═══ Supplied information ═══

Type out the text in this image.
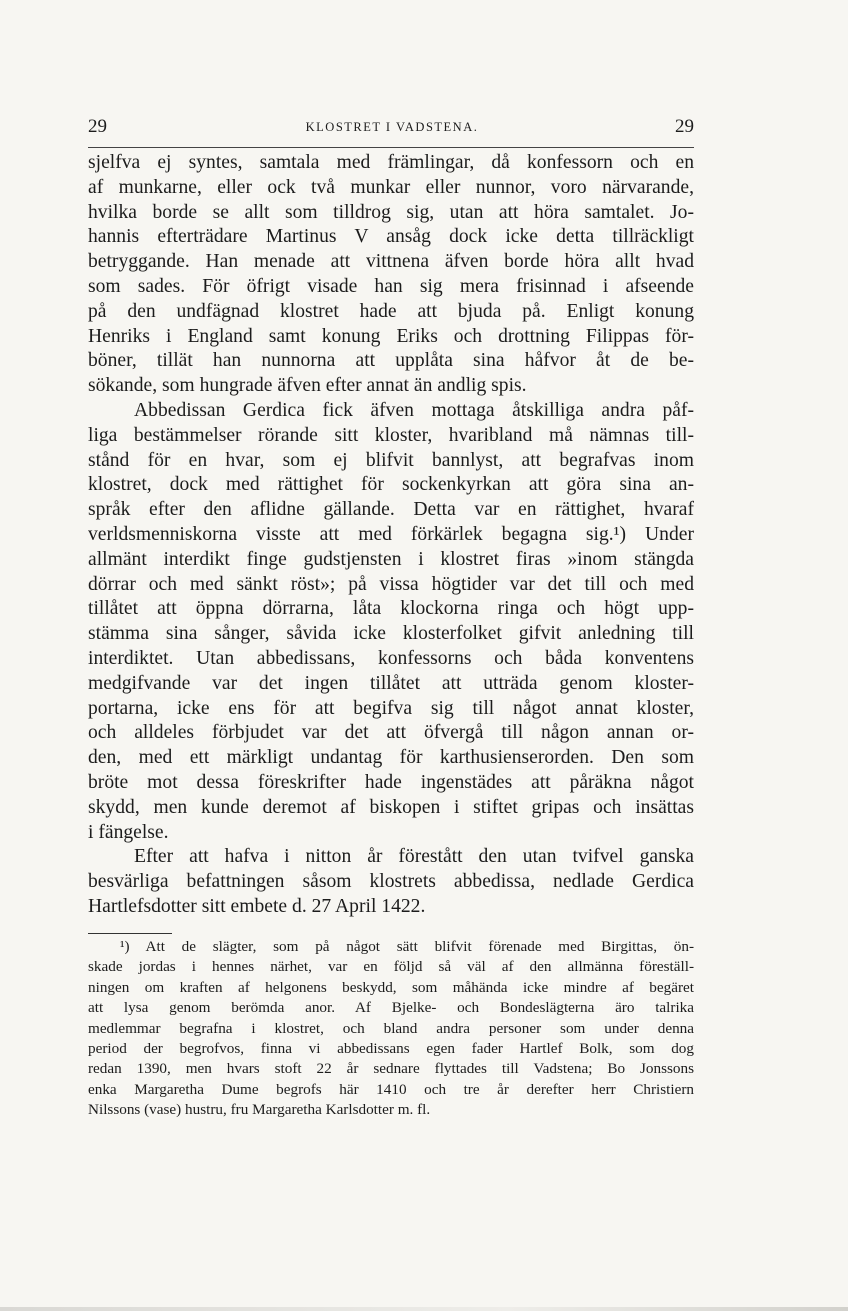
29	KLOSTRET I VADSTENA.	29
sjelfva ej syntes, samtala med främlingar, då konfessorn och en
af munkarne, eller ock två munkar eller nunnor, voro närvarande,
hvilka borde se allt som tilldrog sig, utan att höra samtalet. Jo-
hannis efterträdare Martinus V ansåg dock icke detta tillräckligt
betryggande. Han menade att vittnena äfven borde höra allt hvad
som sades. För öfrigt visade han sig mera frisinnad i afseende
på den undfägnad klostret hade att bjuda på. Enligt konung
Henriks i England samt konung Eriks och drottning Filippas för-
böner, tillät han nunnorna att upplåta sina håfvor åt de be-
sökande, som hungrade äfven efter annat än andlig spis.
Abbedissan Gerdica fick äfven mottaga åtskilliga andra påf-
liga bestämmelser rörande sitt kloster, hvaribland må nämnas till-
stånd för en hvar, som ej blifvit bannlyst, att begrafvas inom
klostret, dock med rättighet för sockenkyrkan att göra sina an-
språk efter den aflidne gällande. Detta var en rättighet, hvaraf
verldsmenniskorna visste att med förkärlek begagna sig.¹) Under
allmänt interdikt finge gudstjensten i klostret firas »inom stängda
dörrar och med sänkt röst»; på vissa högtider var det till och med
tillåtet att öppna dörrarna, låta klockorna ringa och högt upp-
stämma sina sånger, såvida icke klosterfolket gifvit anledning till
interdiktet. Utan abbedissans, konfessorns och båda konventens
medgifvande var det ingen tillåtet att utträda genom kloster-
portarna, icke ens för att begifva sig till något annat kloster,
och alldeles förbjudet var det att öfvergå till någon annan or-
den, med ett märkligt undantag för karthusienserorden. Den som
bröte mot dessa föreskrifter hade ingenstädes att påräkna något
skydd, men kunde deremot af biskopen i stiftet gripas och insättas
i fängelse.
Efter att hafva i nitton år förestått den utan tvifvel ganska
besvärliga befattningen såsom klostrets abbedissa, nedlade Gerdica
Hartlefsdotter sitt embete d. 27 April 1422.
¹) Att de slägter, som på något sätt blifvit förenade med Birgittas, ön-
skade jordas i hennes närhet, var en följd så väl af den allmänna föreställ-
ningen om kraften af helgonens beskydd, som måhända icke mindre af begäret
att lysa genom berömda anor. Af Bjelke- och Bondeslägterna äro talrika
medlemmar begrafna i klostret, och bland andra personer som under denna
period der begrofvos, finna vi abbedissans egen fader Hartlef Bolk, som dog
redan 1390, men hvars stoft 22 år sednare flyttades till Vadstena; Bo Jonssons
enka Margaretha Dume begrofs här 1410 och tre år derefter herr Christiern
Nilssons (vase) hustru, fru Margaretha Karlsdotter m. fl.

═══

- **What you should do**: Search the listing above for the string "tillåtet" and return each line it appears on.

- **Exercise solution**:
tillåtet att öppna dörrarna, låta klockorna ringa och högt upp-
medgifvande var det ingen tillåtet att utträda genom kloster-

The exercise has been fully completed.